Texto fornecido:
++++++++
No Brasil, a participação da sociedade civil no debate sobre regulação de IA ainda é relativamente limitada em comparação com a experiência europeia. Fortalecer a capacidade técnica e a articulação das organizações brasileiras de sociedade civil é fundamental para garantir que o marco regulatório reflita o interesse público e não apenas os interesses setoriais.
Lição 6: Sandboxes regulatórias podem facilitar a transição
O AI Act prevê a criação de sandboxes regulatórias — ambientes controlados nos quais empresas podem testar sistemas de IA inovadores sob supervisão regulatória, com flexibilização temporária de determinadas exigências. Essa previsão reconhece que a regulação deve acomodar a experimentação e a inovação.
O Brasil deveria considerar a inclusão de mecanismos semelhantes em seu marco regulatório, especialmente para startups e pequenas empresas que podem ter dificuldade em arcar com os custos de conformidade integral desde o início.
Diferenças estruturais a considerar
Ao extrair lições da experiência europeia, é essencial considerar as diferenças estruturais entre o contexto da UE e o brasileiro.
Capacidade regulatória. A UE possui uma infraestrutura regulatória madura e bem financiada. O Brasil enfrenta desafios de capacidade institucional que exigem um modelo de implementação gradual e proporcionado.
Desigualdade digital. O Brasil apresenta desigualdades de acesso digital significativamente maiores do que a média europeia. A regulação de IA brasileira deve considerar os impactos sobre populações digitalmente excluídas ou vulneráveis.
Ecossistema de IA. A UE é predominantemente implantadora, e não desenvolvedora, dos maiores sistemas de IA do mundo. O Brasil se encontra em posição semelhante, o que sugere que a regulação deve enfatizar as obrigações dos implantadores (deployers) tanto quanto as dos desenvolvedores.
++++++++
Informações fornecidas:
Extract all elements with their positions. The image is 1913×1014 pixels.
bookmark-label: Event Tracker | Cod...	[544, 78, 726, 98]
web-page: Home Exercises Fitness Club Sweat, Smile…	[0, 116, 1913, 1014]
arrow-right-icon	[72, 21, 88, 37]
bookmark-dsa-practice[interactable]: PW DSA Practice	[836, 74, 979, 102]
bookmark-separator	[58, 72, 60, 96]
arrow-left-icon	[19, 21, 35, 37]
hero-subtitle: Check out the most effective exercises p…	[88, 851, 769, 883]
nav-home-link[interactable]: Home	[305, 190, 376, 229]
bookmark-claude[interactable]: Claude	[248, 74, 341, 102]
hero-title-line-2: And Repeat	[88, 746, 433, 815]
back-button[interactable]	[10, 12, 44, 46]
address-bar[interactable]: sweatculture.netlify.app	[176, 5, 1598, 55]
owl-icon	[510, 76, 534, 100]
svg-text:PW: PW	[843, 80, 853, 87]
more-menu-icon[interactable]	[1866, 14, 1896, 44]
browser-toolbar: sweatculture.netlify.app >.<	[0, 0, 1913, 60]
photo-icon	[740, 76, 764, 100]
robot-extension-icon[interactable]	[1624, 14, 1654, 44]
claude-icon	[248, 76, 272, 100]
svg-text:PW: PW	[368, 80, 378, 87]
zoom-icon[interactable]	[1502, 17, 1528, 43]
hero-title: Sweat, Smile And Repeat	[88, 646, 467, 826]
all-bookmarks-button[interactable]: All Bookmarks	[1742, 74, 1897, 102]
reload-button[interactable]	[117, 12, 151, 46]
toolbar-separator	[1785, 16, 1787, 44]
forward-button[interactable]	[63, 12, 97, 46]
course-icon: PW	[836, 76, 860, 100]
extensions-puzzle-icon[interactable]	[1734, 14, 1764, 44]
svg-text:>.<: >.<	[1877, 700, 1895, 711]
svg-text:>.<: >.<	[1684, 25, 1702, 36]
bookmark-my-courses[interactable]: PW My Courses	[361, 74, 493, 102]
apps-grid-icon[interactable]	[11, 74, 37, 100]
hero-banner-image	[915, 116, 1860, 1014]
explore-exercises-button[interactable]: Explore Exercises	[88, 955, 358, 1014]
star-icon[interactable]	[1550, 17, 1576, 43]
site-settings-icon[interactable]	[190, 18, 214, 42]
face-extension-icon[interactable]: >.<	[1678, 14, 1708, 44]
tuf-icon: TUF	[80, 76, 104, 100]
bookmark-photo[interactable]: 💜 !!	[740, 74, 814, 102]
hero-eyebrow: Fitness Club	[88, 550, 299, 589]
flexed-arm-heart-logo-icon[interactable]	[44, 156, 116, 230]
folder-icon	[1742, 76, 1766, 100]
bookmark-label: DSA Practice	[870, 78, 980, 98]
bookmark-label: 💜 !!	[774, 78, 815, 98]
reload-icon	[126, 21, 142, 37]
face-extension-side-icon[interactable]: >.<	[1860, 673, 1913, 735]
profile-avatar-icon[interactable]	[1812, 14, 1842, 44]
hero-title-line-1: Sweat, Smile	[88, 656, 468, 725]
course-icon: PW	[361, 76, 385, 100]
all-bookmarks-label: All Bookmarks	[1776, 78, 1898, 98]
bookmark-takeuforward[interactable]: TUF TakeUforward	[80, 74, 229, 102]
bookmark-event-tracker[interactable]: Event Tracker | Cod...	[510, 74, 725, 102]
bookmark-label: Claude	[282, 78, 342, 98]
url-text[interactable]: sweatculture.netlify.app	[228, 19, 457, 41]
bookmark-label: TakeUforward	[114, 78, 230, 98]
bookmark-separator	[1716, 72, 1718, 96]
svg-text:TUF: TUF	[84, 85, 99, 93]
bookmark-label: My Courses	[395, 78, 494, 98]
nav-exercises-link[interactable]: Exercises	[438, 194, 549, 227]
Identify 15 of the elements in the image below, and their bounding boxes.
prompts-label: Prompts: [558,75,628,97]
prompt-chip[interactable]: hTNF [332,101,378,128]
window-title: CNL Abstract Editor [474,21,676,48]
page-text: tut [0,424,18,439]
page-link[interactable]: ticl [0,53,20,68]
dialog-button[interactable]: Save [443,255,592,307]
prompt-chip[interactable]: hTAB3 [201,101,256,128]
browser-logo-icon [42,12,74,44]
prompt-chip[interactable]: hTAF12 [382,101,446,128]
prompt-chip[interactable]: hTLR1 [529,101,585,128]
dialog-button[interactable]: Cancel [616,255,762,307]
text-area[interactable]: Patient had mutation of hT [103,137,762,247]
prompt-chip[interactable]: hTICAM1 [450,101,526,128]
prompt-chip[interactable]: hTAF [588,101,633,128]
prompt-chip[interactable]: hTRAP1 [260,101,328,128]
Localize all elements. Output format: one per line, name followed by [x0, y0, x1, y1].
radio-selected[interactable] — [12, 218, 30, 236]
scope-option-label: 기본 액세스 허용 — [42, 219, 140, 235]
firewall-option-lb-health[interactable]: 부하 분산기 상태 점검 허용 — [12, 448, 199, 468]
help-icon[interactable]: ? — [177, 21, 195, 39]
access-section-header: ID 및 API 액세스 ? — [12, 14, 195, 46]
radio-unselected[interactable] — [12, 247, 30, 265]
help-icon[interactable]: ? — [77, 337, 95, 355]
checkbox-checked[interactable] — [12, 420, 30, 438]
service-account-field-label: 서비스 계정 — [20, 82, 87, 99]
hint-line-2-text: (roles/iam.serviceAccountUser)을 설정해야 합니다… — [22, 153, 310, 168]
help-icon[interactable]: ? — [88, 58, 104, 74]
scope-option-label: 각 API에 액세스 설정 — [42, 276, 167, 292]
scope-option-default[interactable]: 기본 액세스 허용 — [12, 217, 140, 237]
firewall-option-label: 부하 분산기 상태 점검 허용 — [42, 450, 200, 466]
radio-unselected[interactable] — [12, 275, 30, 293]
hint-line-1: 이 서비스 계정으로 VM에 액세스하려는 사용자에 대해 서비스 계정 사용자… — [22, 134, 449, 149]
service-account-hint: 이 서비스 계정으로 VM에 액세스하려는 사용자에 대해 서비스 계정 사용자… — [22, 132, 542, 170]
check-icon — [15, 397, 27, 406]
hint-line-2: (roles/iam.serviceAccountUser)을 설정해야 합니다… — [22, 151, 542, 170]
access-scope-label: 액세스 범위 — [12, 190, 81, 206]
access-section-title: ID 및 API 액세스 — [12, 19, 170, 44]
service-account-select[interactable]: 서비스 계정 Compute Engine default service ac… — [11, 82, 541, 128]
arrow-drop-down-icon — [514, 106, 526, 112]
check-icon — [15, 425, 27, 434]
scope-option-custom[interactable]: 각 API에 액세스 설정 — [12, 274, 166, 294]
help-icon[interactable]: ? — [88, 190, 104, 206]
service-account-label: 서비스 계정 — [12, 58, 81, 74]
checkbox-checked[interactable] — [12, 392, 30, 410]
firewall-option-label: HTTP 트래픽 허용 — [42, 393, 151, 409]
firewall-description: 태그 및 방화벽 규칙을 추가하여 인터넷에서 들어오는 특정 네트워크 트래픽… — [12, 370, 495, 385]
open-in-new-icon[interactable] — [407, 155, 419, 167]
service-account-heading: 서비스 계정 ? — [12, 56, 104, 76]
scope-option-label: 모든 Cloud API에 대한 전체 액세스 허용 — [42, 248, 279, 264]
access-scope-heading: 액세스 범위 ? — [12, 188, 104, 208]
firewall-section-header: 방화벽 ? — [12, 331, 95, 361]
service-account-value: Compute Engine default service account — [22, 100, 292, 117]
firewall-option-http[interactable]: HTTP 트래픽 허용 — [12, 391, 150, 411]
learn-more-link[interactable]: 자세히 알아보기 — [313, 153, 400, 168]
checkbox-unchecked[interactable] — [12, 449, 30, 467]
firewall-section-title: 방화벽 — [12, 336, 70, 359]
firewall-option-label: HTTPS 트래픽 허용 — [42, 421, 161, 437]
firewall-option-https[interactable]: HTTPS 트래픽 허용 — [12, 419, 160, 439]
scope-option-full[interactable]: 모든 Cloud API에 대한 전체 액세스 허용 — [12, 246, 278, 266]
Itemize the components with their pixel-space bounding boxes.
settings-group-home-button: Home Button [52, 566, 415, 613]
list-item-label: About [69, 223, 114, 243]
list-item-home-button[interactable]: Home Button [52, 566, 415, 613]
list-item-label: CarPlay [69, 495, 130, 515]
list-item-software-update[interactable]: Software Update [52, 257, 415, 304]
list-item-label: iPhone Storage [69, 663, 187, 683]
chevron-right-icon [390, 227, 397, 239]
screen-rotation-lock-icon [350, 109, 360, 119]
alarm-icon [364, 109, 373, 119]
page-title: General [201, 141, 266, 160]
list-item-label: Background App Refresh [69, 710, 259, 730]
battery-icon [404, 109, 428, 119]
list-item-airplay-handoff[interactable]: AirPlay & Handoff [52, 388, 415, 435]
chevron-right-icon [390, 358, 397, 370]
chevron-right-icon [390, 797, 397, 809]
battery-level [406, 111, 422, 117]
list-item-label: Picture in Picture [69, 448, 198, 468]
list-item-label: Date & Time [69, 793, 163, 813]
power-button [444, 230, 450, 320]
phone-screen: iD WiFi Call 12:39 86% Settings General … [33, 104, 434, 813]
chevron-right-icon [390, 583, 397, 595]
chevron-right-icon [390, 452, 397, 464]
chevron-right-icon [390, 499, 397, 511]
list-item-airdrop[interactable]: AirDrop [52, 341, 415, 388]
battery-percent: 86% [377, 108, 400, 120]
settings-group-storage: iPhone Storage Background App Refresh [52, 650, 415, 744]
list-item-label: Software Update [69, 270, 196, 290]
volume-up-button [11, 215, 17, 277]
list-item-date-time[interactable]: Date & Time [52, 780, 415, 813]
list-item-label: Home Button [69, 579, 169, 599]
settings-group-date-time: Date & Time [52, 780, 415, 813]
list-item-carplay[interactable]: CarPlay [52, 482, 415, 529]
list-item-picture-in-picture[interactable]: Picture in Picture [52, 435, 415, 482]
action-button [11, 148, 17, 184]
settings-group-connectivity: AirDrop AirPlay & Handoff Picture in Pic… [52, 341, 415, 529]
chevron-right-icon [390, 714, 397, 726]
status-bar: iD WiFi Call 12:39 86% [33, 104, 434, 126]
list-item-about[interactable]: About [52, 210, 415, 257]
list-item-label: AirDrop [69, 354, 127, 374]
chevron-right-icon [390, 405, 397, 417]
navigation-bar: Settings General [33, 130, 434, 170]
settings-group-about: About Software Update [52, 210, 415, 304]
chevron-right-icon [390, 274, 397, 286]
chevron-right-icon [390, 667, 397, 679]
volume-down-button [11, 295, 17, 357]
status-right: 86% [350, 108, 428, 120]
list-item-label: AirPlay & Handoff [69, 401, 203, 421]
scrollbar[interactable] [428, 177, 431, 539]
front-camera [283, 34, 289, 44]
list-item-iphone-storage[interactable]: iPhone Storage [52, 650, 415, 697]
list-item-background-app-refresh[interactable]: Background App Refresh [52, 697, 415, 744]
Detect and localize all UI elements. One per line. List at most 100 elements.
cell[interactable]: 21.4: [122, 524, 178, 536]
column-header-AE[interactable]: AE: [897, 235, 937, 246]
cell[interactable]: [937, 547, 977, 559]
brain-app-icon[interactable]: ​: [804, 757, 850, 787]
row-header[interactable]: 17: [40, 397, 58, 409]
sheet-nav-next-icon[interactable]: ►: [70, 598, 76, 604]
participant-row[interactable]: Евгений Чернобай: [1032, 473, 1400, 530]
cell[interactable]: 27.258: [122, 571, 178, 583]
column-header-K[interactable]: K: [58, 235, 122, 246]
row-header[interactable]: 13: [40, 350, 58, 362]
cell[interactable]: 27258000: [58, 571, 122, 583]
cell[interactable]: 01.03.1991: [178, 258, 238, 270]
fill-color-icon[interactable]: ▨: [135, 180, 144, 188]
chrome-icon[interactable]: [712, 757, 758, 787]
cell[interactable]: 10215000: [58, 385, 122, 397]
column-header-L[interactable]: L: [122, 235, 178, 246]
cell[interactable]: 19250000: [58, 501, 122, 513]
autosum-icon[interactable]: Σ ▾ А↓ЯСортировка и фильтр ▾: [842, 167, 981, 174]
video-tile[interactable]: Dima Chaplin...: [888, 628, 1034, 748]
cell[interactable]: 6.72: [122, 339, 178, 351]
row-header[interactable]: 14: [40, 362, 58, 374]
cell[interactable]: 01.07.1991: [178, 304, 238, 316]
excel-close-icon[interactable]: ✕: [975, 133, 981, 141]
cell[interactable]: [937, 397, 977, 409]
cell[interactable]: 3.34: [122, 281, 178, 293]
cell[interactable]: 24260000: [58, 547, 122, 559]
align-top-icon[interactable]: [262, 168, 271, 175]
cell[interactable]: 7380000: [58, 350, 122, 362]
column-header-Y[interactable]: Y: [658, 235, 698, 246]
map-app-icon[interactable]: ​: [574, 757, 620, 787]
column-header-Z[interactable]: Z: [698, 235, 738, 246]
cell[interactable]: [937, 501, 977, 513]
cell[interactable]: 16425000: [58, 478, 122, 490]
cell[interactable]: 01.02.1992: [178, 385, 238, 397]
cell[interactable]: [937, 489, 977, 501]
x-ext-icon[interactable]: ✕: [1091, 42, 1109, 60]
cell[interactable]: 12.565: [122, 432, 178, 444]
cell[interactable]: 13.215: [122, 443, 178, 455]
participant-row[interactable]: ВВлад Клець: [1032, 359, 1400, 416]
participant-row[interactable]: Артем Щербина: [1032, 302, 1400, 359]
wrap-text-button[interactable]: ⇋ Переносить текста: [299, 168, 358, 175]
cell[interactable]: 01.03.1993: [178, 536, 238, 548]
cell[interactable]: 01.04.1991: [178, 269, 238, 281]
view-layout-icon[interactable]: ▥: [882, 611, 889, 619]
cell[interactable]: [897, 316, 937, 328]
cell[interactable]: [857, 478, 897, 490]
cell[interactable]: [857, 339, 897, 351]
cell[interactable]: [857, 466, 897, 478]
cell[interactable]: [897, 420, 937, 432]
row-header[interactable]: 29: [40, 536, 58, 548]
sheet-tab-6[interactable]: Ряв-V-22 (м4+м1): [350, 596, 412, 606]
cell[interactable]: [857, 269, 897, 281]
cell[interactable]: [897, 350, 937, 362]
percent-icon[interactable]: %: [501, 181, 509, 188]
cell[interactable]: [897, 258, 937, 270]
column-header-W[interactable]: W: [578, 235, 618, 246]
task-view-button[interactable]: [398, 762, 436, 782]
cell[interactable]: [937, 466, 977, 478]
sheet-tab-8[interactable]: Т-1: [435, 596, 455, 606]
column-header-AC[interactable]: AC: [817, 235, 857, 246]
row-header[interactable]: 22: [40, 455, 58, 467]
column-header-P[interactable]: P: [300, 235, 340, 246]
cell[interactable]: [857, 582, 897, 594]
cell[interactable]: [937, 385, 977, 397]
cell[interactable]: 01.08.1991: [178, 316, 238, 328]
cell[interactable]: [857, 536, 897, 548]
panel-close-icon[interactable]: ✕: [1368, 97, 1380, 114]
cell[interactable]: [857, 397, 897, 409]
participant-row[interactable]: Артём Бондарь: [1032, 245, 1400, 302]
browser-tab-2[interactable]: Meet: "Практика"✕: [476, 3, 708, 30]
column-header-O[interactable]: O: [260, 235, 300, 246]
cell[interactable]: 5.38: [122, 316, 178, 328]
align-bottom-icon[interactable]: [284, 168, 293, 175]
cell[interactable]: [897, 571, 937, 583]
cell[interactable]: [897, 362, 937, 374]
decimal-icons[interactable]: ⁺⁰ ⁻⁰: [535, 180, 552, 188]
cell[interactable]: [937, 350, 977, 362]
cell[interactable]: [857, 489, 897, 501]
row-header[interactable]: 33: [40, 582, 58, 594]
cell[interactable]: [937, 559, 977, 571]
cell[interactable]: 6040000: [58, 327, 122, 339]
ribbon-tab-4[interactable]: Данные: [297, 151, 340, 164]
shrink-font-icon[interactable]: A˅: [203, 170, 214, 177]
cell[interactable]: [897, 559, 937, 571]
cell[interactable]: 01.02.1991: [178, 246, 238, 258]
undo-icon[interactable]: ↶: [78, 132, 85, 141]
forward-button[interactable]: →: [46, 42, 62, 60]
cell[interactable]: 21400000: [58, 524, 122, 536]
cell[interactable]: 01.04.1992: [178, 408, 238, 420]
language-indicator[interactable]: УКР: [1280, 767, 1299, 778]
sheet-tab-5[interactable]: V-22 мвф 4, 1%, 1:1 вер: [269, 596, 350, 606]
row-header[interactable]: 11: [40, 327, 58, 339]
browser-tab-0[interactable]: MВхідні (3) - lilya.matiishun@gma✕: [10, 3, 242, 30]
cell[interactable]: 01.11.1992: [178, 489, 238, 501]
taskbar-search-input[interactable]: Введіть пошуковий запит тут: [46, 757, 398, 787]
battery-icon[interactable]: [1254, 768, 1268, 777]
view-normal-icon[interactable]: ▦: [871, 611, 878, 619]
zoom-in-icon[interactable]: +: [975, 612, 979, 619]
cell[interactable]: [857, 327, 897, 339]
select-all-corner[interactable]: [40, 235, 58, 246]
++++++++
Perguntas:
1. Traduza para o inglês a frase "A UE possui uma infraestrutura regulatória madura e bem financiada.", do texto sobre regulação de IA.
2. Transcreva do texto sobre regulação de IA o trecho que começa em "No Brasil, a" e vai até "e a inovação.".
3. Responda com base no texto sobre regulação de IA:
(a) Com que experiência o texto compara a participação da sociedade civil brasileira no debate sobre regulação de IA?
(b) Para que tipo de empresas o Brasil deveria considerar mecanismos semelhantes às sandboxes regulatórias?
(c) Que posição a UE ocupa em relação aos maiores sistemas de IA do mundo?
O material não tem relação com o texto.

Respostas por tarefa:
1. The EU has a mature and well-funded regulatory infrastructure.

2.
No Brasil, a participação da sociedade civil no debate sobre regulação de IA ainda é relativamente limitada em comparação com a experiência europeia. Fortalecer a capacidade técnica e a articulação das organizações brasileiras de sociedade civil é fundamental para garantir que o marco regulatório reflita o interesse público e não apenas os interesses setoriais.
Lição 6: Sandboxes regulatórias podem facilitar a transição
O AI Act prevê a criação de sandboxes regulatórias — ambientes controlados nos quais empresas podem testar sistemas de IA inovadores sob supervisão regulatória, com flexibilização temporária de determinadas exigências. Essa previsão reconhece que a regulação deve acomodar a experimentação e a inovação.

3.
(a) Com a experiência europeia.
(b) Para startups e pequenas empresas.
(c) É predominantemente implantadora, e não desenvolvedora, desses sistemas.